--- Begin SOURCE DATA ---
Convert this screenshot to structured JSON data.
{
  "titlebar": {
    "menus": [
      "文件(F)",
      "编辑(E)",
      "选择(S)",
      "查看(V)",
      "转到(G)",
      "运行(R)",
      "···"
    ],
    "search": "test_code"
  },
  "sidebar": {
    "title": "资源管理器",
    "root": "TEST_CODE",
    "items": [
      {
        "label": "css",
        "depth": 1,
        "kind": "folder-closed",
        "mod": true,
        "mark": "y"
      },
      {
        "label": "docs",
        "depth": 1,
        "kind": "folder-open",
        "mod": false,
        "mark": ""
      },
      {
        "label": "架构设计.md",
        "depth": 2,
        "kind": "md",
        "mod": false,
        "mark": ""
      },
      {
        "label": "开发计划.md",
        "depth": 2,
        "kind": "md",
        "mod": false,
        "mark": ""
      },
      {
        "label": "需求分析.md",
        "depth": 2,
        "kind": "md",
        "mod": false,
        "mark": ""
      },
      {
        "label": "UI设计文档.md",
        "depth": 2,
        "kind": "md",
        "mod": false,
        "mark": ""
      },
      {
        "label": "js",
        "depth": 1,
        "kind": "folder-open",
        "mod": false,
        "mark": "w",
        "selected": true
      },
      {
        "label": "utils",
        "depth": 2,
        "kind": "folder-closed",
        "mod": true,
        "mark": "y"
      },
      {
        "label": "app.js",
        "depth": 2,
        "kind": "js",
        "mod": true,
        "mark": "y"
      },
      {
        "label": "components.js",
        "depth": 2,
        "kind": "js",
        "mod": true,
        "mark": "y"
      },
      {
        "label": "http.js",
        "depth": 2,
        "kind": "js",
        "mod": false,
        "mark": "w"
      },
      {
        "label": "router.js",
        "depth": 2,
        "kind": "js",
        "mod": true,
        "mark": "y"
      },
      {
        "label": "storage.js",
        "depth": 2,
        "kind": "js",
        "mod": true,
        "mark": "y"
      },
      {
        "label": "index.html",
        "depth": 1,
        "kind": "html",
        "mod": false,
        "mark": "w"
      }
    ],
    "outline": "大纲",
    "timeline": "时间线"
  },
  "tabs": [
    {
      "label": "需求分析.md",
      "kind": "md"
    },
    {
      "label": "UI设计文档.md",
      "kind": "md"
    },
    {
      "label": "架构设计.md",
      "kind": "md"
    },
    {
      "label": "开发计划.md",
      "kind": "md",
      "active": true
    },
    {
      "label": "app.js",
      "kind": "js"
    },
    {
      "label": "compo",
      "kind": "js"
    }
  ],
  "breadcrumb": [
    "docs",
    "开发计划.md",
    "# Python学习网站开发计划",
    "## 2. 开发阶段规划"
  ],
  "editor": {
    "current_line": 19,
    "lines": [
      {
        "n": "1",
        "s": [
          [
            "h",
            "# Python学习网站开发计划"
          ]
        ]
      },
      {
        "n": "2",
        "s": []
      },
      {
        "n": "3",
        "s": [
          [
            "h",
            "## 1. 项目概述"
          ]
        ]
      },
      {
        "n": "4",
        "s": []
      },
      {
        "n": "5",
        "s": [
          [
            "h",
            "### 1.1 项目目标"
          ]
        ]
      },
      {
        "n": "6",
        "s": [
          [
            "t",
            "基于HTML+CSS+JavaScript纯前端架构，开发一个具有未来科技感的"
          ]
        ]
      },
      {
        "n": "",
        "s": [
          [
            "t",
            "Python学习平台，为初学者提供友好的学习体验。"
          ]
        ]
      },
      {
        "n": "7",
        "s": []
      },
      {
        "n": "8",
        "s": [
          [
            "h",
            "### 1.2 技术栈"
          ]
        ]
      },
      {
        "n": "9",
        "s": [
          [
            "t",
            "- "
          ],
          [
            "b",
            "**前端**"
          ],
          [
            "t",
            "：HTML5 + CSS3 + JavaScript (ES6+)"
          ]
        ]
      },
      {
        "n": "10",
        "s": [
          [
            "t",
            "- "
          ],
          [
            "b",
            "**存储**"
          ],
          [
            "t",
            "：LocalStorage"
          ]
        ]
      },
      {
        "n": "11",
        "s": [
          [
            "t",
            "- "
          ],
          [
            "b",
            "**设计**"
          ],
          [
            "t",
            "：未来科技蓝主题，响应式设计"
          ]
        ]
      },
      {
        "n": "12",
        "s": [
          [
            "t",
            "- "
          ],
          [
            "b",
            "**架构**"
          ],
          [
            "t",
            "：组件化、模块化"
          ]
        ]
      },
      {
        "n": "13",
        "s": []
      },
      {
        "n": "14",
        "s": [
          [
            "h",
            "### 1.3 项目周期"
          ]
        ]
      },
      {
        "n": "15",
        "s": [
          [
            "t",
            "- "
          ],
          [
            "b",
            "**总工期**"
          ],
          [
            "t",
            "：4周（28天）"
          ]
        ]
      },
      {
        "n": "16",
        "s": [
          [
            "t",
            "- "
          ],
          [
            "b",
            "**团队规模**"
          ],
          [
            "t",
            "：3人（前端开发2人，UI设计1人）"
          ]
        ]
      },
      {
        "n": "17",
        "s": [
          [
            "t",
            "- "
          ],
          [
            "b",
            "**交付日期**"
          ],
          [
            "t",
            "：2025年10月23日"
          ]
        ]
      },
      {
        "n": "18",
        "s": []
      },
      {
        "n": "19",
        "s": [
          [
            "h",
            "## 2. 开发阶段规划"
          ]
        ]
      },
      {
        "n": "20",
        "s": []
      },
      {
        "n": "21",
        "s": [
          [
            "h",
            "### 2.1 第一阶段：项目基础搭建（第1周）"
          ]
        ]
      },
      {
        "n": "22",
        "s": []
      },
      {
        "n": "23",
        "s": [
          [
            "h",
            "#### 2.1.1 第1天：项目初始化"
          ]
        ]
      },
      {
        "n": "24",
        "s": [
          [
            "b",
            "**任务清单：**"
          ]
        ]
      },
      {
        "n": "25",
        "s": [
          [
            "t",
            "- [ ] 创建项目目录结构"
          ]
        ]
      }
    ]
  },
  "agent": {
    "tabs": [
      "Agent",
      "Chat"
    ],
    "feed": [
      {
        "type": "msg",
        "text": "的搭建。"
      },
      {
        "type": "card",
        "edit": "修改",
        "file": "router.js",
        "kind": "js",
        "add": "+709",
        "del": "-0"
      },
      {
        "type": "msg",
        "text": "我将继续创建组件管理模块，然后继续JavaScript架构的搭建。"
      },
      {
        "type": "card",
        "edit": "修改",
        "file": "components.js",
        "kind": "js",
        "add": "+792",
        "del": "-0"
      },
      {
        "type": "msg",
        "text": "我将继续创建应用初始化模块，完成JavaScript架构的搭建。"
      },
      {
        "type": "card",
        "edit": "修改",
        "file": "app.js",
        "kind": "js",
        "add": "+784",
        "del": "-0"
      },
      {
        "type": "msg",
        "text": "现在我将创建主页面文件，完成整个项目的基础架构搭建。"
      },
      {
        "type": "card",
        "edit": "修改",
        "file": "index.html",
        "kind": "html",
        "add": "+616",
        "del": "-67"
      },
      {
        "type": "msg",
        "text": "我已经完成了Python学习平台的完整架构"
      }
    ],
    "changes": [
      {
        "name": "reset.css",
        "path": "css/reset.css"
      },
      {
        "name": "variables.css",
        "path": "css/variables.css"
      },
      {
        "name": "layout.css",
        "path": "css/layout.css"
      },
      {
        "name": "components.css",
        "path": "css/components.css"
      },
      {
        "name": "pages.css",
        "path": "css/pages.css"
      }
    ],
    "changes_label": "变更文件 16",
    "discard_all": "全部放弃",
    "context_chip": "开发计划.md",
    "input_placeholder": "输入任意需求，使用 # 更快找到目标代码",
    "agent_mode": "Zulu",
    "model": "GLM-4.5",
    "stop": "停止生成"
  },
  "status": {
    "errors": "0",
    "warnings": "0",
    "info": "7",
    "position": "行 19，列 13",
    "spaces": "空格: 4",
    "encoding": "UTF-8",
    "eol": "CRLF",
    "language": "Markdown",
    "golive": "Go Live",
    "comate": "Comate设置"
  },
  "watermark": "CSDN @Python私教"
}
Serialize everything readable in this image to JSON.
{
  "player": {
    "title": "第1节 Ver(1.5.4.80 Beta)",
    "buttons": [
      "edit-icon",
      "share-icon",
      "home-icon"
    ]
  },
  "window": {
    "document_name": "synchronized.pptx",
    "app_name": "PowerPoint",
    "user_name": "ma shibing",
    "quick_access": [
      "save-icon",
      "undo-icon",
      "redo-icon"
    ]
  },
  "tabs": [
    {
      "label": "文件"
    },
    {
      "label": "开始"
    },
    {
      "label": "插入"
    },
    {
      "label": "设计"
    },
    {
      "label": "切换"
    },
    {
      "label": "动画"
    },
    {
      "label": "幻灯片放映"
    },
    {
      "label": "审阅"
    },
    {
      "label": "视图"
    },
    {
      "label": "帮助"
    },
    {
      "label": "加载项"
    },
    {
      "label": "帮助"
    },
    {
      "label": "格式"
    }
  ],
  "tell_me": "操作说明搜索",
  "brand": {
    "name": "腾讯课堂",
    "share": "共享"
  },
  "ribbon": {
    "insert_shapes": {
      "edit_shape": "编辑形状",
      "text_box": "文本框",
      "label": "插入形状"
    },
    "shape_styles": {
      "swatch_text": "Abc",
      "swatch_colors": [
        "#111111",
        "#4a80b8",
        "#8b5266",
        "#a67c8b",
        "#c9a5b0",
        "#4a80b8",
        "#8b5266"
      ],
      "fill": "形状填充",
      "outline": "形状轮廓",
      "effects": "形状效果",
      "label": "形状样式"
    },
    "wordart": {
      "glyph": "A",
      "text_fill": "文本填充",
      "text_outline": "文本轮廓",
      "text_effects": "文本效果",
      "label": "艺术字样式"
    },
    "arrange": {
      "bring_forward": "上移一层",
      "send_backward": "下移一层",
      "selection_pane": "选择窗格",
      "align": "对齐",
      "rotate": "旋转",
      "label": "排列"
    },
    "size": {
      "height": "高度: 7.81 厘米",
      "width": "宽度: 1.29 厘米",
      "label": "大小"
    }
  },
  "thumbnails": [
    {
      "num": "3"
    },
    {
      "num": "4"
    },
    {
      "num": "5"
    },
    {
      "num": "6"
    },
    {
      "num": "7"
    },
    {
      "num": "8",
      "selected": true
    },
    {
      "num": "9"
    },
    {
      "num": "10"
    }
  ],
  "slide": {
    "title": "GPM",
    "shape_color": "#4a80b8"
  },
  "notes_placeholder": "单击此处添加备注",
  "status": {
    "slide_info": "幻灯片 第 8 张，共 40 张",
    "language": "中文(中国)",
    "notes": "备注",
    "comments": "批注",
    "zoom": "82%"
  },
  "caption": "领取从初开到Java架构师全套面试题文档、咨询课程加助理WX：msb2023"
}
--- End SOURCE DATA ---
▶ EXERCISE TASK
Copy, from the material, each line that holds the string "variables".

▶ WORKED SOLUTION
        "name": "variables.css",
        "path": "css/variables.css"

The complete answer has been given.